Keywords: Glucans, natural killer cells, interleukin-10, cytokines, clinical trial
INTRODUCTION
Natural β-D-glucose polysaccharides, the β-glucans, which occur in the cell walls of cereal, fungi, yeast and bacteria, have been reported to be a modulator of immune responses [1]. Variant forms of β-glucans from different sources have been identified, such as bacterial β-glucan structured with only a β-1,3 linkage, yeast and fungal β-glucans containing a β-1,3 backbone with 1,6 side branches, and cereal β-glucan with β-1,3 and β-1,4 backbones [2].
β-Glucans have been shown to activate pattern recognition receptors expressed on immune cells, such as macrophages, dendritic cells, neutrophils and lymphocytes [1,3]. Additionally, the enhancement of natural killer (NK) cell activity by β-glucan has been reported to play an important role in immune potency and to have anti-carcinogenic effects in in vitro and in vivo studies [4,5]. The immune stimulation and antitumoral activities of these β-glucans have been thought to be caused only by the β-1,3-glucans [6]. However, several types of β-1,3-glucans from different sources have been shown to result in a variety of different immune responses.

***

### Complete the following
A: Can you rewrite the paragraph of the β-glucan introduction that begins "β-Glucans have been shown to activate" as a short bulleted list that keeps its main facts?
B: Carry on the β-glucan introduction, starting after its final sentence.

***

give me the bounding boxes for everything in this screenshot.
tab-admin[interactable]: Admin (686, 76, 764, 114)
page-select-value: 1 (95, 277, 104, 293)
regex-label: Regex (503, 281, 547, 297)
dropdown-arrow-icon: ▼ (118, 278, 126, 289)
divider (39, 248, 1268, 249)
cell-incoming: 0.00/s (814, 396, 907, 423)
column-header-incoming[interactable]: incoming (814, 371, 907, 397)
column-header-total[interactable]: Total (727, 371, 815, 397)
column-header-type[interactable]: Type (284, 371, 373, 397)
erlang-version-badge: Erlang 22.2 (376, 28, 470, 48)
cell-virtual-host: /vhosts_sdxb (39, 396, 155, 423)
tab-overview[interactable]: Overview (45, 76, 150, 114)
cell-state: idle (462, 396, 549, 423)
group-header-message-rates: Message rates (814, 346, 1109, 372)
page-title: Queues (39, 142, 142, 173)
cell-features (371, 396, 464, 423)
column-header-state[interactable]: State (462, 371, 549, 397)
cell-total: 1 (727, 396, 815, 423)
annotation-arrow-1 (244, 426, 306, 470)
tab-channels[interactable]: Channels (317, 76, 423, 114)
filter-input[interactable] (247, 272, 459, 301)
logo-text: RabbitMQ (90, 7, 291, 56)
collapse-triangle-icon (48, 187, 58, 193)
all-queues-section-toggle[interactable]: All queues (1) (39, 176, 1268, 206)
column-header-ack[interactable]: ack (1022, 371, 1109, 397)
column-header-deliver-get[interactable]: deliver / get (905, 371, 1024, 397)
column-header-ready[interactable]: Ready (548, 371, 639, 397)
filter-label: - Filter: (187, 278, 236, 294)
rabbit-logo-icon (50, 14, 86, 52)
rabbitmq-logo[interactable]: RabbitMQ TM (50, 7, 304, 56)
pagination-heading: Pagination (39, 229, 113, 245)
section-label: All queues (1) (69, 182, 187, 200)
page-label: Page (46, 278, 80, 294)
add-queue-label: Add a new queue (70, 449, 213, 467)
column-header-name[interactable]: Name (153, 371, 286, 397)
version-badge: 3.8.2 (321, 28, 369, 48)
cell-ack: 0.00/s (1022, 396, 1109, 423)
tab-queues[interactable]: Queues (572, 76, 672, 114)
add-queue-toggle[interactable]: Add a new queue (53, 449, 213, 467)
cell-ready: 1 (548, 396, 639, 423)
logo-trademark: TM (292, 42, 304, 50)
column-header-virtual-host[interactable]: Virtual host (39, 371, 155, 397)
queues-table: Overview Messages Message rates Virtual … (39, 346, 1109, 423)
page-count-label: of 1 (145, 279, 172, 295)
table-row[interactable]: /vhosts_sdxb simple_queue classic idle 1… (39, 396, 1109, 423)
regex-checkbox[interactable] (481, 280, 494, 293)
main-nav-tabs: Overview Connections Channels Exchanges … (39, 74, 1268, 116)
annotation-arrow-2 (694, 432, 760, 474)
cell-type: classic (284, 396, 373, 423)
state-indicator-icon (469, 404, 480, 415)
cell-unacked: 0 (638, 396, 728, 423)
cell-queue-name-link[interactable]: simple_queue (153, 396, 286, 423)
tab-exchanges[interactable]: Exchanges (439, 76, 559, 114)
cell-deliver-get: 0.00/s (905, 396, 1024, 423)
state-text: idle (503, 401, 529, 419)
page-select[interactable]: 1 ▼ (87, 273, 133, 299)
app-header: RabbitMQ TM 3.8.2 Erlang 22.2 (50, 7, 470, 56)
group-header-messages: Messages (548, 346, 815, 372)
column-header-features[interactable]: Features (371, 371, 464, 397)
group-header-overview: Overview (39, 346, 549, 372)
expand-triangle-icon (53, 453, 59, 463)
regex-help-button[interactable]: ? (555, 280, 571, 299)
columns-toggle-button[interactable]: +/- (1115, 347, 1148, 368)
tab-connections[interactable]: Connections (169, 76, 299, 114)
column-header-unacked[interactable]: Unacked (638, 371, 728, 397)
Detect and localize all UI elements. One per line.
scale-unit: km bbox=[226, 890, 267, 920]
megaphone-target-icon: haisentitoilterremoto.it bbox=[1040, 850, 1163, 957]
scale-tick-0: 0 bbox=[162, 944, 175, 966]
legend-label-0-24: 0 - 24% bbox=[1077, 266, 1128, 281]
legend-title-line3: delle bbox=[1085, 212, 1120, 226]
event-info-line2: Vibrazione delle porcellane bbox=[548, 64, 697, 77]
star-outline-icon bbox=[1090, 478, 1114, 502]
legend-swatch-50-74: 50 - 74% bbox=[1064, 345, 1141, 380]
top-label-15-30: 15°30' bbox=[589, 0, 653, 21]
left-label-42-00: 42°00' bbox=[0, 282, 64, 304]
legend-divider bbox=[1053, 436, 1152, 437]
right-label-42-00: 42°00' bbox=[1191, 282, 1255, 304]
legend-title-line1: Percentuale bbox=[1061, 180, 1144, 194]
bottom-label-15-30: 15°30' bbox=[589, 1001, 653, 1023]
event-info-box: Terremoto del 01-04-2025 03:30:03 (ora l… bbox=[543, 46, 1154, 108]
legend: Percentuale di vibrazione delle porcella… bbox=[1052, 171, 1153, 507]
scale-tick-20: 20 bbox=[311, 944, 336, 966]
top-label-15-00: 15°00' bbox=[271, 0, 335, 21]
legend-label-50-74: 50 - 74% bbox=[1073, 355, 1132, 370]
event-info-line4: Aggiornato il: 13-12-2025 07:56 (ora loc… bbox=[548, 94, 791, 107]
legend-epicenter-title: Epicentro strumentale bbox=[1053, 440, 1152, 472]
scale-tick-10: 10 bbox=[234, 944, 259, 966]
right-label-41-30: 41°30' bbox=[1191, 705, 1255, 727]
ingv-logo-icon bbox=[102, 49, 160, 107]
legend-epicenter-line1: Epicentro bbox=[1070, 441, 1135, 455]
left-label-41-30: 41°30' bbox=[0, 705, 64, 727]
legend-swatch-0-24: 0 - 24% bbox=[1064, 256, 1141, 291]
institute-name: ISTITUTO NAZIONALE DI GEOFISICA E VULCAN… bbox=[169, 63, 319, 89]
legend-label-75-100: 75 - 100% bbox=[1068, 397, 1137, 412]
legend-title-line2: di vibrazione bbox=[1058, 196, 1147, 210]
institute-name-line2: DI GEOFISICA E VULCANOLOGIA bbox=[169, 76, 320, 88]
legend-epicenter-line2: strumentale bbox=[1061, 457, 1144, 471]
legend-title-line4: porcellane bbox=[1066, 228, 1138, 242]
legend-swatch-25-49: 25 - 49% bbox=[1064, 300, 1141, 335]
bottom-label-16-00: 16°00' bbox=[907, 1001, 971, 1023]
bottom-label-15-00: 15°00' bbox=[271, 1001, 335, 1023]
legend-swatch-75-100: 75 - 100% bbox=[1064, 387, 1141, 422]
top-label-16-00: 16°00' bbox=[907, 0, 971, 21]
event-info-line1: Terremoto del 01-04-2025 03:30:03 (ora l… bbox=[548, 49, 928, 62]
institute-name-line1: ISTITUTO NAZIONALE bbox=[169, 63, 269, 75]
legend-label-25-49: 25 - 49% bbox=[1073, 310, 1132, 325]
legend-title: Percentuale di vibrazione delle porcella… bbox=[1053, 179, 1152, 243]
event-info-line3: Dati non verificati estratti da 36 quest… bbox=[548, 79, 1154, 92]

***

### Written responses
A:
- β-Glucans activate pattern recognition receptors on immune cells such as macrophages, dendritic cells, neutrophils and lymphocytes.
- In vitro and in vivo studies report that β-glucan enhances natural killer (NK) cell activity, which plays an important role in immune potency and has anti-carcinogenic effects.
- These immune-stimulating and antitumoral activities were thought to come only from β-1,3-glucans.
- However, β-1,3-glucans from different sources produce a variety of different immune responses.

B:
The majority of previous studies have reported on the effects of yeast or fungal β-1,3/1,6-glucan on immune responses [7,8,9,10]. Yeast-derived β-1,3/1,6-glucans increased the serum concentration of interleukin (IL)-10 in overweight humans [7]. Mushroom-derived β-1,3/1,6-glucans also enhanced IL-8 synthesis in both peripheral blood mononuclear cells (PBMC) and polymorphonuclear leukocyte cultures from human volunteers [8], increased the number of circulating NK cells in athletes [9], and increased NK cell activity in healthy adults [10]. However, β-1,3/1,4-glucans from oats did not alter NK cell activity or the levels of plasma cytokines in athletes [11].
Purified linear β-1,3-glucans extracted from the mushroom Cordyceps militaris were reported to have anti-inflammatory properties in human monocytic cells; however, the yield of β-1,3-glucan was only 1.8% in that study [12]. Bacterial linear β-1,3-glucan has advantages in terms of cost, yield and efficiency, compared with β-glucans derived from mushrooms, plants, yeasts and fungi [13]. The linear β-1,3-glucan (curdlan) produced by Agrobacterium species inhibited cancer progression through immune modulation in a mouse model of breast cancer [14], and promoted myeloid-derived suppressor cells to differentiate into a more mature state in tumor-bearing mice [15].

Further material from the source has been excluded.